**Dataset entries**
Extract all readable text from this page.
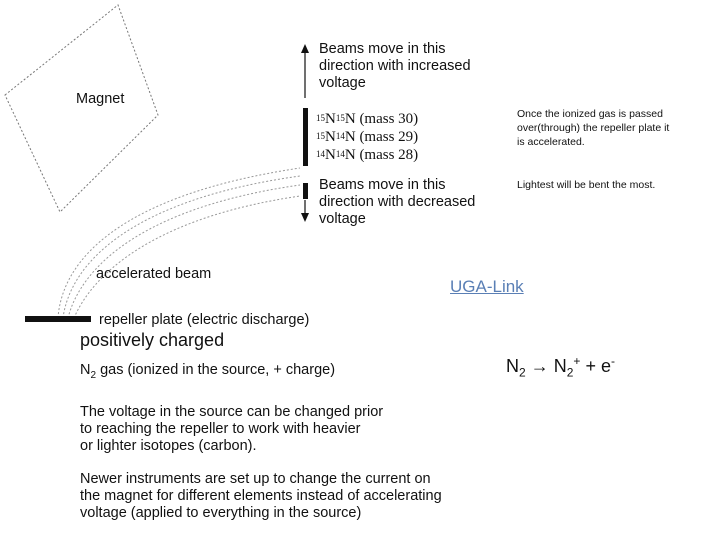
Magnet
Beams move in this
direction with increased
voltage
$^{15}N^{15}N$ (mass 30)
$^{15}N^{14}N$ (mass 29)
$^{14}N^{14}N$ (mass 28)
Beams move in this
direction with decreased
voltage
Once the ionized gas is passed
over(through) the repeller plate it
is accelerated.
Lightest will be bent the most.
accelerated beam
UGA-Link
repeller plate (electric discharge)
positively charged
$N_2$ gas (ionized in the source, + charge)	$N_2 \to N_2^+ + e^-$
The voltage in the source can be changed prior
to reaching the repeller to work with heavier
or lighter isotopes (carbon).
Newer instruments are set up to change the current on
the magnet for different elements instead of accelerating
voltage (applied to everything in the source)
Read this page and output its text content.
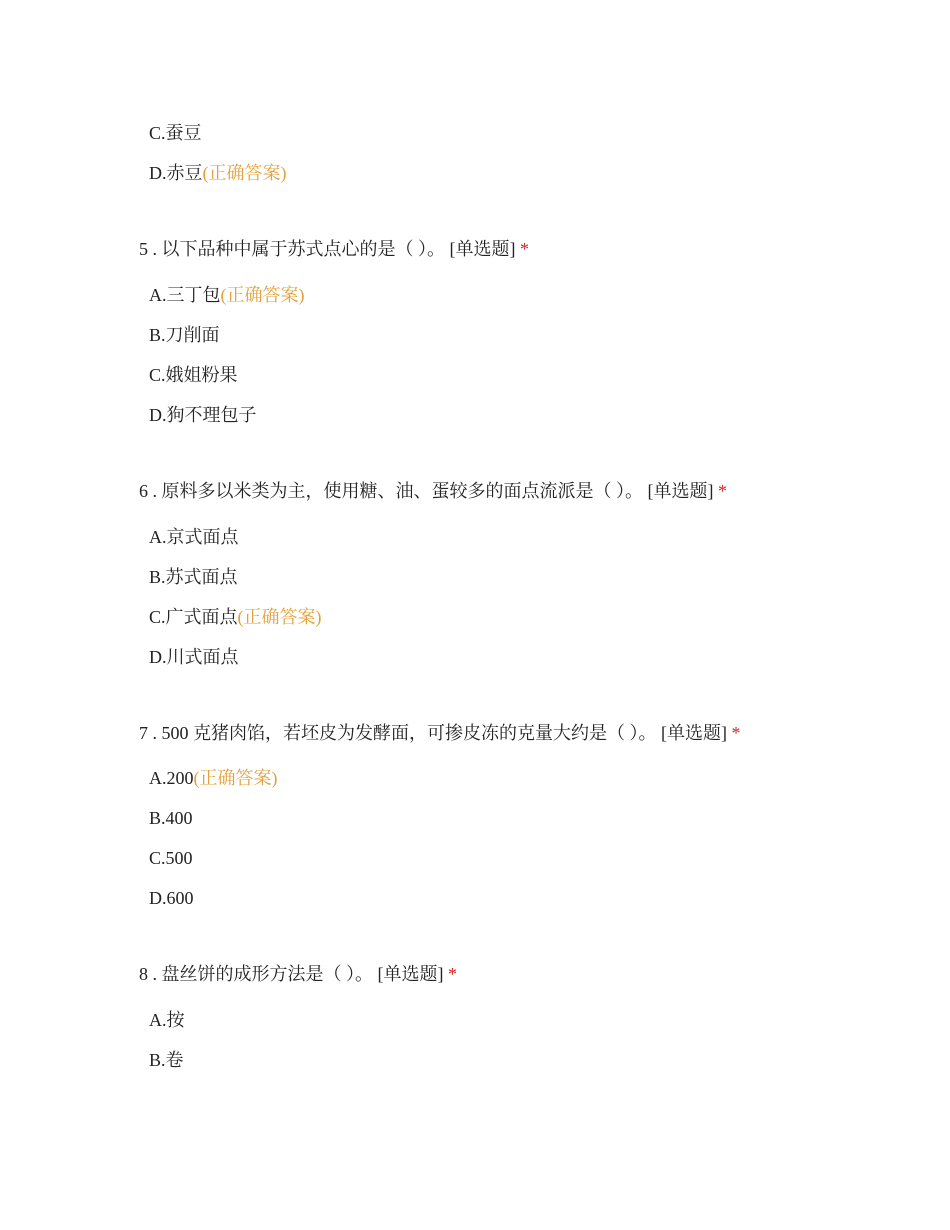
C.蚕豆
D.赤豆(正确答案)
5 . 以下品种中属于苏式点心的是（ ）。 [单选题] *
A.三丁包(正确答案)
B.刀削面
C.娥姐粉果
D.狗不理包子
6 . 原料多以米类为主，使用糖、油、蛋较多的面点流派是（ ）。 [单选题] *
A.京式面点
B.苏式面点
C.广式面点(正确答案)
D.川式面点
7 . 500 克猪肉馅，若坯皮为发酵面，可掺皮冻的克量大约是（ ）。 [单选题] *
A.200(正确答案)
B.400
C.500
D.600
8 . 盘丝饼的成形方法是（ ）。 [单选题] *
A.按
B.卷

**What you will do**
Every line of the data should be copied as it stands, without the images.

**The result**
Extract all readable text from this page.
Magnet
Beams move in this
direction with increased
voltage
$^{15}N^{15}N$ (mass 30)
$^{15}N^{14}N$ (mass 29)
$^{14}N^{14}N$ (mass 28)
Beams move in this
direction with decreased
voltage
Once the ionized gas is passed
over(through) the repeller plate it
is accelerated.
Lightest will be bent the most.
accelerated beam
UGA-Link
repeller plate (electric discharge)
positively charged
$N_2$ gas (ionized in the source, + charge)	$N_2 \to N_2^+ + e^-$
The voltage in the source can be changed prior
to reaching the repeller to work with heavier
or lighter isotopes (carbon).
Newer instruments are set up to change the current on
the magnet for different elements instead of accelerating
voltage (applied to everything in the source)
Read this page and output its text content.
C.蚕豆
D.赤豆(正确答案)
5 . 以下品种中属于苏式点心的是（ ）。 [单选题] *
A.三丁包(正确答案)
B.刀削面
C.娥姐粉果
D.狗不理包子
6 . 原料多以米类为主，使用糖、油、蛋较多的面点流派是（ ）。 [单选题] *
A.京式面点
B.苏式面点
C.广式面点(正确答案)
D.川式面点
7 . 500 克猪肉馅，若坯皮为发酵面，可掺皮冻的克量大约是（ ）。 [单选题] *
A.200(正确答案)
B.400
C.500
D.600
8 . 盘丝饼的成形方法是（ ）。 [单选题] *
A.按
B.卷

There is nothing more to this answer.